__SHORT EXERCISE__. Give the data again exactly as written, skipping any pictures.

── DATA FOR THE TASK

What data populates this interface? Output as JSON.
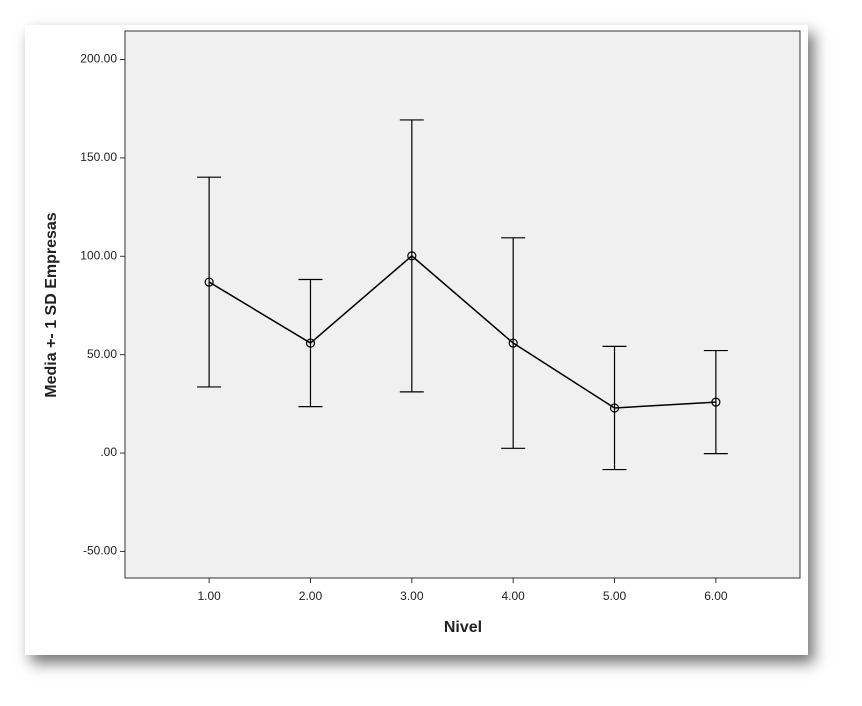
{
  "chart_data": {
    "type": "line",
    "x_label": "Nivel",
    "y_label": "Media +- 1 SD Empresas",
    "x": [
      1,
      2,
      3,
      4,
      5,
      6
    ],
    "series": [
      {
        "color": "#000000",
        "values": [
          86.9,
          55.9,
          100.2,
          55.9,
          22.9,
          25.9
        ],
        "errors": [
          53.3,
          32.3,
          69.1,
          53.5,
          31.3,
          26.2
        ]
      }
    ],
    "xlim": [
      0.17,
      6.83
    ],
    "xticks": [
      {
        "value": 1,
        "label": "1.00"
      },
      {
        "value": 2,
        "label": "2.00"
      },
      {
        "value": 3,
        "label": "3.00"
      },
      {
        "value": 4,
        "label": "4.00"
      },
      {
        "value": 5,
        "label": "5.00"
      },
      {
        "value": 6,
        "label": "6.00"
      }
    ],
    "ylim": [
      -63.5,
      214.5
    ],
    "yticks": [
      {
        "value": -50,
        "label": "-50.00"
      },
      {
        "value": 0,
        "label": ".00"
      },
      {
        "value": 50,
        "label": "50.00"
      },
      {
        "value": 100,
        "label": "100.00"
      },
      {
        "value": 150,
        "label": "150.00"
      },
      {
        "value": 200,
        "label": "200.00"
      }
    ],
    "grid": false
  }
}
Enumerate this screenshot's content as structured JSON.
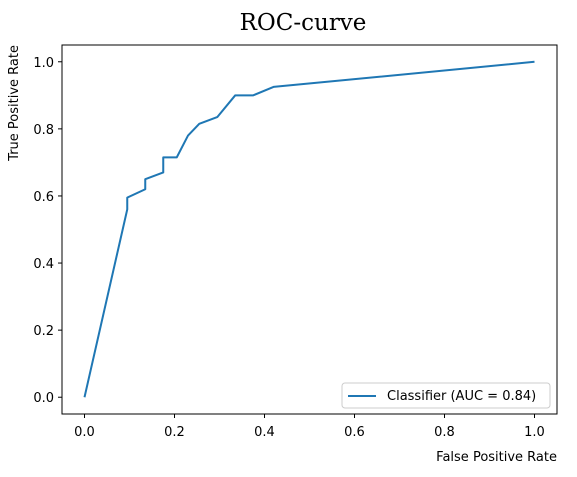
{
  "chart_data": {
    "type": "line",
    "title": "ROC-curve",
    "xlabel": "False Positive Rate",
    "ylabel": "True Positive Rate",
    "xlim": [
      -0.05,
      1.05
    ],
    "ylim": [
      -0.05,
      1.05
    ],
    "xticks": [
      0.0,
      0.2,
      0.4,
      0.6,
      0.8,
      1.0
    ],
    "yticks": [
      0.0,
      0.2,
      0.4,
      0.6,
      0.8,
      1.0
    ],
    "xtick_labels": [
      "0.0",
      "0.2",
      "0.4",
      "0.6",
      "0.8",
      "1.0"
    ],
    "ytick_labels": [
      "0.0",
      "0.2",
      "0.4",
      "0.6",
      "0.8",
      "1.0"
    ],
    "grid": false,
    "legend_position": "lower-right",
    "series": [
      {
        "name": "Classifier (AUC = 0.84)",
        "color": "#1f77b4",
        "x": [
          0.0,
          0.095,
          0.095,
          0.135,
          0.135,
          0.175,
          0.175,
          0.205,
          0.23,
          0.255,
          0.295,
          0.335,
          0.375,
          0.42,
          1.0
        ],
        "y": [
          0.0,
          0.56,
          0.595,
          0.62,
          0.65,
          0.67,
          0.715,
          0.715,
          0.78,
          0.815,
          0.835,
          0.9,
          0.9,
          0.925,
          1.0
        ]
      }
    ]
  }
}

────

__REPLY TO THE TASK__.
What data populates this interface? Output as JSON.
{
  "chart_data": {
    "type": "line",
    "x_label": "Nivel",
    "y_label": "Media +- 1 SD Empresas",
    "x": [
      1,
      2,
      3,
      4,
      5,
      6
    ],
    "series": [
      {
        "color": "#000000",
        "values": [
          86.9,
          55.9,
          100.2,
          55.9,
          22.9,
          25.9
        ],
        "errors": [
          53.3,
          32.3,
          69.1,
          53.5,
          31.3,
          26.2
        ]
      }
    ],
    "xlim": [
      0.17,
      6.83
    ],
    "xticks": [
      {
        "value": 1,
        "label": "1.00"
      },
      {
        "value": 2,
        "label": "2.00"
      },
      {
        "value": 3,
        "label": "3.00"
      },
      {
        "value": 4,
        "label": "4.00"
      },
      {
        "value": 5,
        "label": "5.00"
      },
      {
        "value": 6,
        "label": "6.00"
      }
    ],
    "ylim": [
      -63.5,
      214.5
    ],
    "yticks": [
      {
        "value": -50,
        "label": "-50.00"
      },
      {
        "value": 0,
        "label": ".00"
      },
      {
        "value": 50,
        "label": "50.00"
      },
      {
        "value": 100,
        "label": "100.00"
      },
      {
        "value": 150,
        "label": "150.00"
      },
      {
        "value": 200,
        "label": "200.00"
      }
    ],
    "grid": false
  }
}
Enumerate this screenshot's content as structured JSON.
{
  "chart_data": {
    "type": "line",
    "title": "ROC-curve",
    "xlabel": "False Positive Rate",
    "ylabel": "True Positive Rate",
    "xlim": [
      -0.05,
      1.05
    ],
    "ylim": [
      -0.05,
      1.05
    ],
    "xticks": [
      0.0,
      0.2,
      0.4,
      0.6,
      0.8,
      1.0
    ],
    "yticks": [
      0.0,
      0.2,
      0.4,
      0.6,
      0.8,
      1.0
    ],
    "xtick_labels": [
      "0.0",
      "0.2",
      "0.4",
      "0.6",
      "0.8",
      "1.0"
    ],
    "ytick_labels": [
      "0.0",
      "0.2",
      "0.4",
      "0.6",
      "0.8",
      "1.0"
    ],
    "grid": false,
    "legend_position": "lower-right",
    "series": [
      {
        "name": "Classifier (AUC = 0.84)",
        "color": "#1f77b4",
        "x": [
          0.0,
          0.095,
          0.095,
          0.135,
          0.135,
          0.175,
          0.175,
          0.205,
          0.23,
          0.255,
          0.295,
          0.335,
          0.375,
          0.42,
          1.0
        ],
        "y": [
          0.0,
          0.56,
          0.595,
          0.62,
          0.65,
          0.67,
          0.715,
          0.715,
          0.78,
          0.815,
          0.835,
          0.9,
          0.9,
          0.925,
          1.0
        ]
      }
    ]
  }
}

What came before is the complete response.